- Task instructions
Copy out each line of the data holding "zariadenia".

- Dataset content
----

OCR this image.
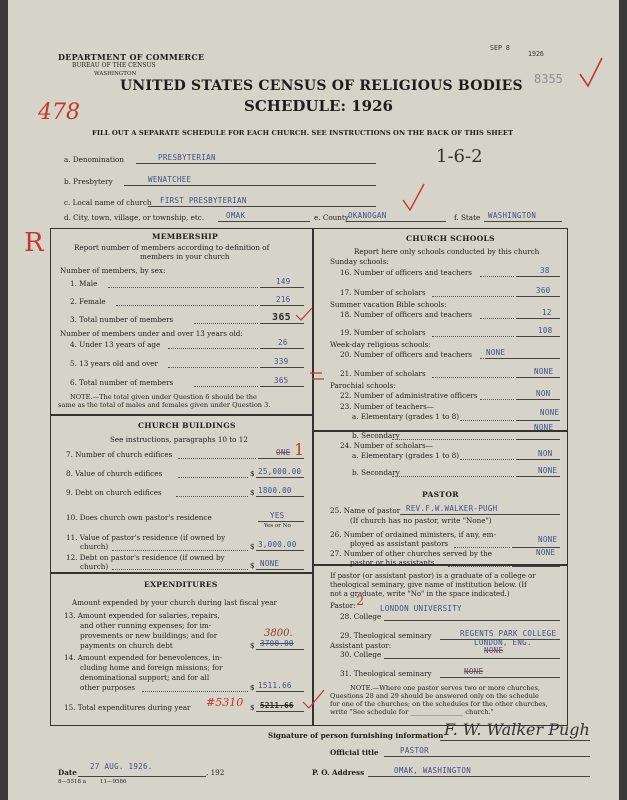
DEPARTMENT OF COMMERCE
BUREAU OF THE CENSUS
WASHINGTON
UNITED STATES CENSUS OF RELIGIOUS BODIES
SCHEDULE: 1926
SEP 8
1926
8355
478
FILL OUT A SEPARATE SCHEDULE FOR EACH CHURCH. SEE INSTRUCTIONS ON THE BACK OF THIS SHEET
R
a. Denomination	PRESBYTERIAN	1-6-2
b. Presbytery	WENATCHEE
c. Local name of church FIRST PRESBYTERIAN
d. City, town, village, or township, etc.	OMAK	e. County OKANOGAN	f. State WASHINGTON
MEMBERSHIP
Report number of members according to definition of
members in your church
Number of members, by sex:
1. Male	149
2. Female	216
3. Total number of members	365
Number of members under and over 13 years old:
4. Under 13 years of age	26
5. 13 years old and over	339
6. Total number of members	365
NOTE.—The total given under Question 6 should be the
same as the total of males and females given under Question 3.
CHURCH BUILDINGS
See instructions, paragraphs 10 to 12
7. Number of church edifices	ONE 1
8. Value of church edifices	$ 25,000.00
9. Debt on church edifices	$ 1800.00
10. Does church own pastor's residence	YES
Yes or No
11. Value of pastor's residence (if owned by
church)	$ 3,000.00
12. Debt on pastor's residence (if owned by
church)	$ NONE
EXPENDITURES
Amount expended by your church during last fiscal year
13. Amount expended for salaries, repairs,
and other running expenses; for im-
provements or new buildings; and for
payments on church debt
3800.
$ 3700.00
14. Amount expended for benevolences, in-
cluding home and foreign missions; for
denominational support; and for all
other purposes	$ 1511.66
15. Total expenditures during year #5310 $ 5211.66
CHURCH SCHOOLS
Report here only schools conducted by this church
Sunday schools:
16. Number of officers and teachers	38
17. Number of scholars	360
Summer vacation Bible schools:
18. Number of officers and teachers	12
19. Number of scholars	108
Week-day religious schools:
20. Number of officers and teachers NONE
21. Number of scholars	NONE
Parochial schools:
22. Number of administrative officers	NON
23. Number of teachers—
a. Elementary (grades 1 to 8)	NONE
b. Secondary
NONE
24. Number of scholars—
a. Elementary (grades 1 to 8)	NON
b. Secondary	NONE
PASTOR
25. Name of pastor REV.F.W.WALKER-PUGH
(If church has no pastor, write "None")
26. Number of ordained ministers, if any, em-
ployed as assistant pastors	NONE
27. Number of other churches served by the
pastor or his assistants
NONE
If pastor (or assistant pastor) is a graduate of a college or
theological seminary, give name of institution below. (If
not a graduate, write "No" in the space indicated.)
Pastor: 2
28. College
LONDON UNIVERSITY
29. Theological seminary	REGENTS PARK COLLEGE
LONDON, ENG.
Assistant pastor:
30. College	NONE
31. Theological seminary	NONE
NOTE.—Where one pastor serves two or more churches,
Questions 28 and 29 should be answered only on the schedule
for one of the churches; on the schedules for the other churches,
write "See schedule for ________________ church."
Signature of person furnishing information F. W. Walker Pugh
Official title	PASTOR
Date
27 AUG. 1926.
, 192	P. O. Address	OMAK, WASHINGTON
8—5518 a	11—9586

----

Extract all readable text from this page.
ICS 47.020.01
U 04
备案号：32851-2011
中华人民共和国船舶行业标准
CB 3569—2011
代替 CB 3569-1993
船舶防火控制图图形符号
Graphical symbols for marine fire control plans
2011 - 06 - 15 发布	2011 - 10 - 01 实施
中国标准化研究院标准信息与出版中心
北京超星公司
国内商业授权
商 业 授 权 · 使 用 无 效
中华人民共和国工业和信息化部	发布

----

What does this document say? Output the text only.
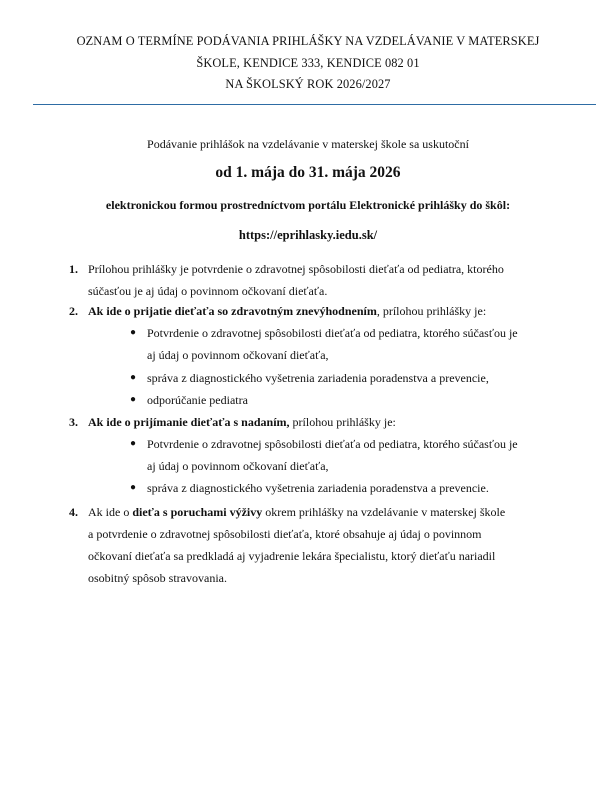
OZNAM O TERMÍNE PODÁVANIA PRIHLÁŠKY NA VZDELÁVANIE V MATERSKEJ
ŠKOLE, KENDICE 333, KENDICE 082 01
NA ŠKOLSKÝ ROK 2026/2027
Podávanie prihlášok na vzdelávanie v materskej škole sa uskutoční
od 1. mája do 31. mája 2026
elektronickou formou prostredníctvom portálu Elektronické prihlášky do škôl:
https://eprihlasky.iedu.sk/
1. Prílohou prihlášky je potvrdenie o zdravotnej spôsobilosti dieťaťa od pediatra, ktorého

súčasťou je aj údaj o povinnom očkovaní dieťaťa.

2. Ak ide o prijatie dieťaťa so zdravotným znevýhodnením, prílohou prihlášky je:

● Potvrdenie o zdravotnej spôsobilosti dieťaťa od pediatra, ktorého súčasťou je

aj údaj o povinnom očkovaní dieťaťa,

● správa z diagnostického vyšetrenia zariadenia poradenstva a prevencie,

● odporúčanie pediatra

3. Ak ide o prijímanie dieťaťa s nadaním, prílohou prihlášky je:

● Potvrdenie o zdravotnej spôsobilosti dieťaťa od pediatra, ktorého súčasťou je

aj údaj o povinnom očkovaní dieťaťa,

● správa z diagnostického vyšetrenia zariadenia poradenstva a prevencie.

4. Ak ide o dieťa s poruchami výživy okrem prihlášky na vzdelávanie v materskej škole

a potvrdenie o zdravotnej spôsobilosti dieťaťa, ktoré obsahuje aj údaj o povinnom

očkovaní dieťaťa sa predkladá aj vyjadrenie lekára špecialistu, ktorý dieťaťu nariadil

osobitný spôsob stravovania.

----

- The result
● správa z diagnostického vyšetrenia zariadenia poradenstva a prevencie,
● správa z diagnostického vyšetrenia zariadenia poradenstva a prevencie.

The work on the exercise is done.